What to work on: Go through the entries below and copy each line containing the word "also".
--------------------------------------------------
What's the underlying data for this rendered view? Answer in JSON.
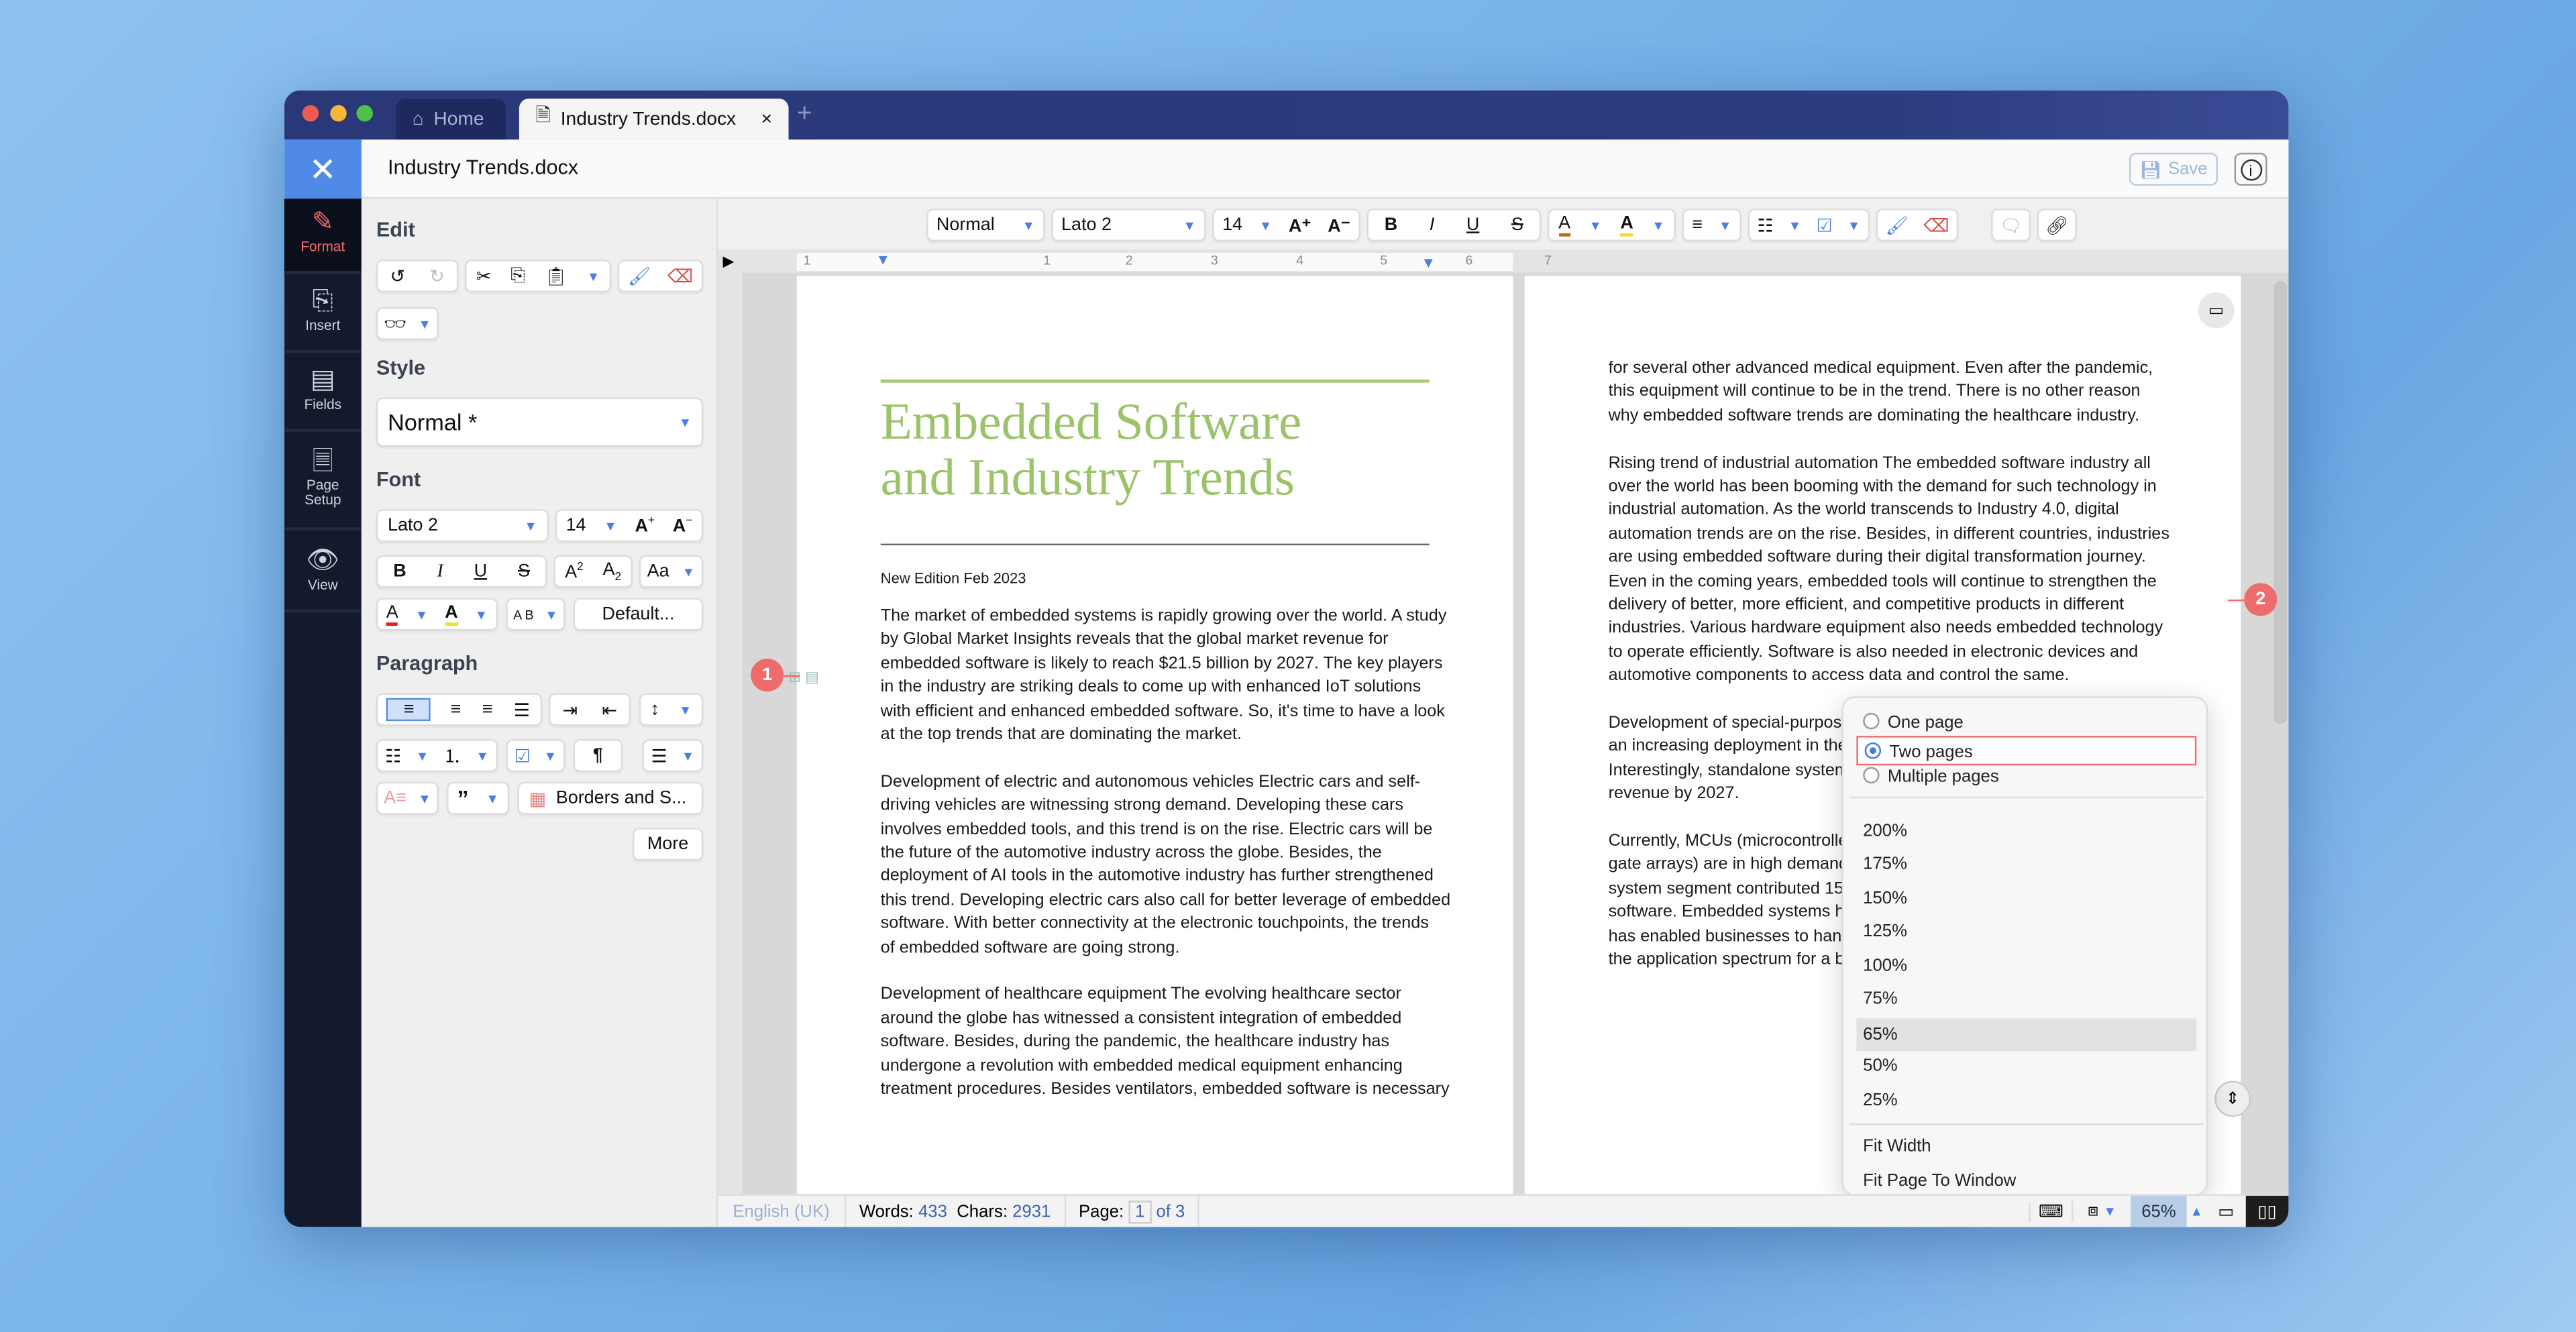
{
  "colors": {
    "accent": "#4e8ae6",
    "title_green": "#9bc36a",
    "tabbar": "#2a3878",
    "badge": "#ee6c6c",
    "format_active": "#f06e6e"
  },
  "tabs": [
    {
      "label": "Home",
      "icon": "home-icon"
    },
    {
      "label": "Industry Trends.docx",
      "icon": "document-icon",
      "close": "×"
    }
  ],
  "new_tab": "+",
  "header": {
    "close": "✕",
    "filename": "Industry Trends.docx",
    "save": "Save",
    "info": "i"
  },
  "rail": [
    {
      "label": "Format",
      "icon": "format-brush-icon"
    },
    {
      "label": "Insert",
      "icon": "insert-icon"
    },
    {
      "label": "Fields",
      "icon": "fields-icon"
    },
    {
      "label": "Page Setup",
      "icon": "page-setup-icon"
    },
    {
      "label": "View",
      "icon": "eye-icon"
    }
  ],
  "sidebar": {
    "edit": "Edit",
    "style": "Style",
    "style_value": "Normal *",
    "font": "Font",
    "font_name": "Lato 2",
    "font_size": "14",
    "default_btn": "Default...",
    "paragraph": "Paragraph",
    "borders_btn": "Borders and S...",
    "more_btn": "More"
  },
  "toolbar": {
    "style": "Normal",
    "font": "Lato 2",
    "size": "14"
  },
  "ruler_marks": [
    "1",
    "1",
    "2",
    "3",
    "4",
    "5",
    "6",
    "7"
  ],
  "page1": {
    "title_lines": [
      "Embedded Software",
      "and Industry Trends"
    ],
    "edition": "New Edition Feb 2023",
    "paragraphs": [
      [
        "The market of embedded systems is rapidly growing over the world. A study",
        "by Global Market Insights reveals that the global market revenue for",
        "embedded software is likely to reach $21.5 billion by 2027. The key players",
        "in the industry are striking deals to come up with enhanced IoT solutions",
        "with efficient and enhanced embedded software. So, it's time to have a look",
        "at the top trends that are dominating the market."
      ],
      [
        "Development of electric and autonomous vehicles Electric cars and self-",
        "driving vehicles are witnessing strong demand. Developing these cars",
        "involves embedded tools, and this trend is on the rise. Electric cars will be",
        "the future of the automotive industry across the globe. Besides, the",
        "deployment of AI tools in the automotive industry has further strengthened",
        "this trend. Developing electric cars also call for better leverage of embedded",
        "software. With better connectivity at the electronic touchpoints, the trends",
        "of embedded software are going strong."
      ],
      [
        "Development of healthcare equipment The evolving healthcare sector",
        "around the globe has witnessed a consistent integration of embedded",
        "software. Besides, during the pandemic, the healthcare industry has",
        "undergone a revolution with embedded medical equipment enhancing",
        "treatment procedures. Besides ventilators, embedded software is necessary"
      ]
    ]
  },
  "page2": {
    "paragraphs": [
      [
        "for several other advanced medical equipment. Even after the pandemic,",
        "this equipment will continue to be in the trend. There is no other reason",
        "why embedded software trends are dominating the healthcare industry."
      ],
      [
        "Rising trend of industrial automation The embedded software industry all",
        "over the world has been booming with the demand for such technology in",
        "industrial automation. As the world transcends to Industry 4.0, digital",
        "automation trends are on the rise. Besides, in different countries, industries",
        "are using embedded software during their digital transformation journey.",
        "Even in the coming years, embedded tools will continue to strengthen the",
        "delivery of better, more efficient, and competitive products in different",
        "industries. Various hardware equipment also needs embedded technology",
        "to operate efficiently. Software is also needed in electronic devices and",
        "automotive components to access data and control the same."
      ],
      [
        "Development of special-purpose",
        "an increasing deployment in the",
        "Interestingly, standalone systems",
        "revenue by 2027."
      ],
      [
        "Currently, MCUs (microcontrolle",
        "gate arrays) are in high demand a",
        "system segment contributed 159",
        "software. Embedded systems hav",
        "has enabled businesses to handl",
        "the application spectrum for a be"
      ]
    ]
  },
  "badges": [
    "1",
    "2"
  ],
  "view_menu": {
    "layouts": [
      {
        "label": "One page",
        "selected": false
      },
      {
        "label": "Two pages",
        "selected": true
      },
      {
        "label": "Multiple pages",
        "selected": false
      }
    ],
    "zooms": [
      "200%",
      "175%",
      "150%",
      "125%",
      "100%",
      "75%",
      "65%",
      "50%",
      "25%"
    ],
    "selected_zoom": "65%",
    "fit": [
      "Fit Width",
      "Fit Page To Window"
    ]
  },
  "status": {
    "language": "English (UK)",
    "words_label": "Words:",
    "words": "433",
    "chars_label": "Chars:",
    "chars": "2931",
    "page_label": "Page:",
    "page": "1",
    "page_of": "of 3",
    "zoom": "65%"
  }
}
--------------------------------------------------
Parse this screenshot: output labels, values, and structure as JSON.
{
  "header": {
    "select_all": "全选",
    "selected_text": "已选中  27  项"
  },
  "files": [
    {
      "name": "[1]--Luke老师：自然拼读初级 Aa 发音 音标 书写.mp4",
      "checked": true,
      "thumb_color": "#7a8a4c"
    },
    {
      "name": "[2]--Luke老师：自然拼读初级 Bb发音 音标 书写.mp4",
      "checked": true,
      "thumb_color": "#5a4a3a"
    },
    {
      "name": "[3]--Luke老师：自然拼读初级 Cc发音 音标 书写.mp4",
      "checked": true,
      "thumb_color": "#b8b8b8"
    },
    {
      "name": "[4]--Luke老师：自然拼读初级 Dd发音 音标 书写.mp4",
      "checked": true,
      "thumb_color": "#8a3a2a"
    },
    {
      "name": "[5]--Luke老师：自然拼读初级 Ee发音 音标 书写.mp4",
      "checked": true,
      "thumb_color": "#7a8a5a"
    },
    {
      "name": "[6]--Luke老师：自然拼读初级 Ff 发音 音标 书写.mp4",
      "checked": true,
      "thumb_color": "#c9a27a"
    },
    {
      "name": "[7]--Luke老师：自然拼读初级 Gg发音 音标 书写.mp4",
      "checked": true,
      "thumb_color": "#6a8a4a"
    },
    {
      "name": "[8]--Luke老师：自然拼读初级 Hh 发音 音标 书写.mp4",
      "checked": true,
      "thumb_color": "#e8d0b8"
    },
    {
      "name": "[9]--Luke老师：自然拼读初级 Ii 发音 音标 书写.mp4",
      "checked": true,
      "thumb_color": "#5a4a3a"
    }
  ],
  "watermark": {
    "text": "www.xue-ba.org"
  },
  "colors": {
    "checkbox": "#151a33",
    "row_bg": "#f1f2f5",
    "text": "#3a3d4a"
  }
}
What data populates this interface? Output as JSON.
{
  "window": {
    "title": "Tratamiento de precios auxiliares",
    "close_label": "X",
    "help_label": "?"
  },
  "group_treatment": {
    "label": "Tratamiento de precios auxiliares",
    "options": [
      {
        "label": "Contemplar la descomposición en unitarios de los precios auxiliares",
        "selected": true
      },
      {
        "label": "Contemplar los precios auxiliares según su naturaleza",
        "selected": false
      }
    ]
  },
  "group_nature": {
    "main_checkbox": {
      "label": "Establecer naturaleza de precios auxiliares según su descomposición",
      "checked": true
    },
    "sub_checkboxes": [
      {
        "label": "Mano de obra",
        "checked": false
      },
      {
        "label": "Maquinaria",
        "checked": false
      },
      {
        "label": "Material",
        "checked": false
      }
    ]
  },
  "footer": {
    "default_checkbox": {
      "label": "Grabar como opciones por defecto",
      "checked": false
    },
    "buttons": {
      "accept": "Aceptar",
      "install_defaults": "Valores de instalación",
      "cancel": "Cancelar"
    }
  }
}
--------------------------------------------------
Finished exercise:
        "this trend. Developing electric cars also call for better leverage of embedded",
        "industries. Various hardware equipment also needs embedded technology",
        "to operate efficiently. Software is also needed in electronic devices and",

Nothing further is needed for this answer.